[Stored records]

* begin *

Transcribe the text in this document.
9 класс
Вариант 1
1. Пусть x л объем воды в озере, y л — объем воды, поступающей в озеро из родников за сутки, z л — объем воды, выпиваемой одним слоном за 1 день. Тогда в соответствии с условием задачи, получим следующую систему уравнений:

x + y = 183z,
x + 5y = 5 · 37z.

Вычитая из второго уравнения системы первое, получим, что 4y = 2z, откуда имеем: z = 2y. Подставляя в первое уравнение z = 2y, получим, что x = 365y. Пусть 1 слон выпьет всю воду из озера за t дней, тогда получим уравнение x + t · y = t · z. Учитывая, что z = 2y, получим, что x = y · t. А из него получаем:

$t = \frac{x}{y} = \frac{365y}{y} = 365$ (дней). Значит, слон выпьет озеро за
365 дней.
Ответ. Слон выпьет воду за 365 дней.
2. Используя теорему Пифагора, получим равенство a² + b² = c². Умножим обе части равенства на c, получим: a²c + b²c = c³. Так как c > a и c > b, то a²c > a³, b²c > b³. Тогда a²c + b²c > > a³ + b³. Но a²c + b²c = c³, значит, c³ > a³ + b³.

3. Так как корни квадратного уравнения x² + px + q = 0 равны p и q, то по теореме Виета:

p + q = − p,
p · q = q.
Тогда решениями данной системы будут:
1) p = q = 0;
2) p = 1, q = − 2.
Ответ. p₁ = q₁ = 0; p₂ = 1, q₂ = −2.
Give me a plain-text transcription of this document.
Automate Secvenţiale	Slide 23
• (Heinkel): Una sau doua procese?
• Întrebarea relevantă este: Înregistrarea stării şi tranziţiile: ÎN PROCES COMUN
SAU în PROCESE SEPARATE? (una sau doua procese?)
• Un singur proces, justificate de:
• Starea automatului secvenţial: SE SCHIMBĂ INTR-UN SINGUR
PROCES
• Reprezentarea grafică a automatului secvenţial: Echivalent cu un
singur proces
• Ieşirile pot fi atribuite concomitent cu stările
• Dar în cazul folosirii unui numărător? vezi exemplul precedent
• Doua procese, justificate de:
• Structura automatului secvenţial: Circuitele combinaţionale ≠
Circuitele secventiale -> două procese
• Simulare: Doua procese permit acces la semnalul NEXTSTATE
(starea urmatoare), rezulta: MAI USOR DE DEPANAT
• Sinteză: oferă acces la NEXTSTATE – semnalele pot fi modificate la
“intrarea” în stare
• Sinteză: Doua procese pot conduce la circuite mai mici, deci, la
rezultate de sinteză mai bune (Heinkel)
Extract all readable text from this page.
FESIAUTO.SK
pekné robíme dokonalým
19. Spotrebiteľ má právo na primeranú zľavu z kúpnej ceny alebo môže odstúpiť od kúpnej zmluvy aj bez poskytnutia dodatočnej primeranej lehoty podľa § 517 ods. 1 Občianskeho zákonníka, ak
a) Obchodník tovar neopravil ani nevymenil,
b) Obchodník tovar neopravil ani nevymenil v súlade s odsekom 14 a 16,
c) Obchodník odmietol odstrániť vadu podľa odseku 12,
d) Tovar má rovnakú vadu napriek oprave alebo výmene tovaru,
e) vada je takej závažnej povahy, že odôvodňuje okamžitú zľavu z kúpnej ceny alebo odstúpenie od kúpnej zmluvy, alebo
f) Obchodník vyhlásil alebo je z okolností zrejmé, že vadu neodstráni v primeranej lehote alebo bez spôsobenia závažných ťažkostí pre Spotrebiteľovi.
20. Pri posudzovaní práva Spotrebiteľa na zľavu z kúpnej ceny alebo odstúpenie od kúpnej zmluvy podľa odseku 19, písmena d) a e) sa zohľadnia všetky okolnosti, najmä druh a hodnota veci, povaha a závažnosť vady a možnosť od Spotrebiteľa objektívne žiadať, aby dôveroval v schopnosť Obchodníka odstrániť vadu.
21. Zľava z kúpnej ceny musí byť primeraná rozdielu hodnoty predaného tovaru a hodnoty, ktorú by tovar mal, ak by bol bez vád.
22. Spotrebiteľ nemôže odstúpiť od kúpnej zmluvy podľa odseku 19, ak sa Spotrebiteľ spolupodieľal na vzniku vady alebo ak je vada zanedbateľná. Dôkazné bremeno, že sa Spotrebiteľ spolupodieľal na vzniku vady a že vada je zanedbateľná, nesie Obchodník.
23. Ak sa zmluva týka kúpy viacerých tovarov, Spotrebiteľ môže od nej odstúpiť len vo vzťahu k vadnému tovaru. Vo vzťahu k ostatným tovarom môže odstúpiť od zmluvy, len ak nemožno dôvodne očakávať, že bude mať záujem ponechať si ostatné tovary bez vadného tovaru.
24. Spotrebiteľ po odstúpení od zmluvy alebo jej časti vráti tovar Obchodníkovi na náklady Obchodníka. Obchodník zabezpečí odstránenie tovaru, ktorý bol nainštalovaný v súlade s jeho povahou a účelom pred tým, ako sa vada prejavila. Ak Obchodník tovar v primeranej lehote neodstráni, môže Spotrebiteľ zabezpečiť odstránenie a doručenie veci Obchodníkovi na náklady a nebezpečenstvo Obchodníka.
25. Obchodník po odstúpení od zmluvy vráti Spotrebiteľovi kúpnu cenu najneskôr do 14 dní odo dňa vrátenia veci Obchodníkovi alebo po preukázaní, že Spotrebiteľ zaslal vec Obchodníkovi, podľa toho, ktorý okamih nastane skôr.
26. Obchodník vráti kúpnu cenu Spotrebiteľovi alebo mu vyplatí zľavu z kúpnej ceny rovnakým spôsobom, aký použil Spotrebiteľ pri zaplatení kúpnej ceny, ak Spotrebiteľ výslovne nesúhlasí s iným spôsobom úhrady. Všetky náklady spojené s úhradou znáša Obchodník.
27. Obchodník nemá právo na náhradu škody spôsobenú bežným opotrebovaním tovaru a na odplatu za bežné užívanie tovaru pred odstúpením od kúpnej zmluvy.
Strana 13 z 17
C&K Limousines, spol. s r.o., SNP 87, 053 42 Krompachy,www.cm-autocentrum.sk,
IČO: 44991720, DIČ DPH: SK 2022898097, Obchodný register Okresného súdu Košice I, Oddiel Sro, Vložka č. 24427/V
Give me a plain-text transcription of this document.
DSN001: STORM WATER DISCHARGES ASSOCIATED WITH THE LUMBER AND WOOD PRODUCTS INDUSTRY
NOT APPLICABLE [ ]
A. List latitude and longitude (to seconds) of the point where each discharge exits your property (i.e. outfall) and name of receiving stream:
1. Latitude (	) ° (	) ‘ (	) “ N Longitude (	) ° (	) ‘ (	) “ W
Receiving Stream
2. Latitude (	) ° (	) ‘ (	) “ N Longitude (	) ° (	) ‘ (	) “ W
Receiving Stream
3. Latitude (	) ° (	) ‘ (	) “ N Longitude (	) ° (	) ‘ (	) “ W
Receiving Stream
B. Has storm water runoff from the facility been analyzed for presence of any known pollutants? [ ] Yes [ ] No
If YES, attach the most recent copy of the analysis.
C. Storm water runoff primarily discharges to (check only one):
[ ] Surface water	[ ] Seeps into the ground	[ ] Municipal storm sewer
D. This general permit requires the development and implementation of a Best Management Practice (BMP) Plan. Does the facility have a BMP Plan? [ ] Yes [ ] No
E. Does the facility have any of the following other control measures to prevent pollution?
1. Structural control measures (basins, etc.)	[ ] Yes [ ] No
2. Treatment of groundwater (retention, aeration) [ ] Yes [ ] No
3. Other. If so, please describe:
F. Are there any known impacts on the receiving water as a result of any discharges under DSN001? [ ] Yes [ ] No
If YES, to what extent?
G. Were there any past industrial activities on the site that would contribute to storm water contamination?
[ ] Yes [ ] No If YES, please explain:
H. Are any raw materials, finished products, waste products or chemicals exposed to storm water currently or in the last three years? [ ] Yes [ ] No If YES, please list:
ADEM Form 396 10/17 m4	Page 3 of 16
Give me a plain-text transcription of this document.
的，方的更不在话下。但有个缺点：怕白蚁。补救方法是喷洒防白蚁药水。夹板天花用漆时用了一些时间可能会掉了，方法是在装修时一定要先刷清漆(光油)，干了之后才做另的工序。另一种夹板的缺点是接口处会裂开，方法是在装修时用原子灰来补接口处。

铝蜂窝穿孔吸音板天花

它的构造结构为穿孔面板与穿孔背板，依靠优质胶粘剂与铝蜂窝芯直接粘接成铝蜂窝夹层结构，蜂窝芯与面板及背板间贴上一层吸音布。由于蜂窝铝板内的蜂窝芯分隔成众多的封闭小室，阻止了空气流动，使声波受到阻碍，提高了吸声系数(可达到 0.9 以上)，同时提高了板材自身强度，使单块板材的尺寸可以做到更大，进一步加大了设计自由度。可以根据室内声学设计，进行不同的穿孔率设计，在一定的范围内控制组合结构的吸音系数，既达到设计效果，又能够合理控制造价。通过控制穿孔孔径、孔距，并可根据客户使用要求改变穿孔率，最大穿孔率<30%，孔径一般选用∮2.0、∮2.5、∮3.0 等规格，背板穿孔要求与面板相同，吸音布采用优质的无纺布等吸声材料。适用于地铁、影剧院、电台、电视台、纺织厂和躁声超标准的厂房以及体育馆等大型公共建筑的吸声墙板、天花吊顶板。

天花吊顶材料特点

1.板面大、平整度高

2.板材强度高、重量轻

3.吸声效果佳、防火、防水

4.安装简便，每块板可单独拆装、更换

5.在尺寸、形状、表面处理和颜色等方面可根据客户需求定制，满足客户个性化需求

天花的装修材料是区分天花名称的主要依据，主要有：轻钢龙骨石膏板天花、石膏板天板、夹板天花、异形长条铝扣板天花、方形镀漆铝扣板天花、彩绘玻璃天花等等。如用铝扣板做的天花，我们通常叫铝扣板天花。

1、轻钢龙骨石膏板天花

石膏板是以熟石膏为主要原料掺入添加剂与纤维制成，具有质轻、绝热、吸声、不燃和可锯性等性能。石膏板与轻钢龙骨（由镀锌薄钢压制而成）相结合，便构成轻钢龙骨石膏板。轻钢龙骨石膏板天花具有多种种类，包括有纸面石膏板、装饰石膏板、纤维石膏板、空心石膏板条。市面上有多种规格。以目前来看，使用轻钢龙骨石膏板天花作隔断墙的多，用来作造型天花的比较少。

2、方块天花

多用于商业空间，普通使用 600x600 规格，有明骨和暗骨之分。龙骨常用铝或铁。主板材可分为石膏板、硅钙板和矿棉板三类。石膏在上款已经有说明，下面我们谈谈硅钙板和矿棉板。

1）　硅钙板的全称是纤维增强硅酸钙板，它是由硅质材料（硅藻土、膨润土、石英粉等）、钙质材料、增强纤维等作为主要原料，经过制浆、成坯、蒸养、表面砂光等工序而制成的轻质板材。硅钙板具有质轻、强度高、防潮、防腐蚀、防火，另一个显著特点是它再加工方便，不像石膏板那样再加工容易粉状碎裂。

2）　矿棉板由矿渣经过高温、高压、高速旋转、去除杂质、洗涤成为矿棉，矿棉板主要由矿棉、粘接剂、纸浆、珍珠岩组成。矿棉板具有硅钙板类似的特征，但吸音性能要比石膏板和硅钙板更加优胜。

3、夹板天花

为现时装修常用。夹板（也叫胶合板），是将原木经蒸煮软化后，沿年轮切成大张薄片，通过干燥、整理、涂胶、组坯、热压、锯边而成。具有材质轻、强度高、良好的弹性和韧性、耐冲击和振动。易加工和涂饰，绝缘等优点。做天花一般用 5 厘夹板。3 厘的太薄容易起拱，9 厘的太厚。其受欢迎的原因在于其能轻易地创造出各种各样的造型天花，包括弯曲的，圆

* end *

• The task:
Of the lines above, how many include the word "tovaru"? Reply with the number only.

• Exercise output:
5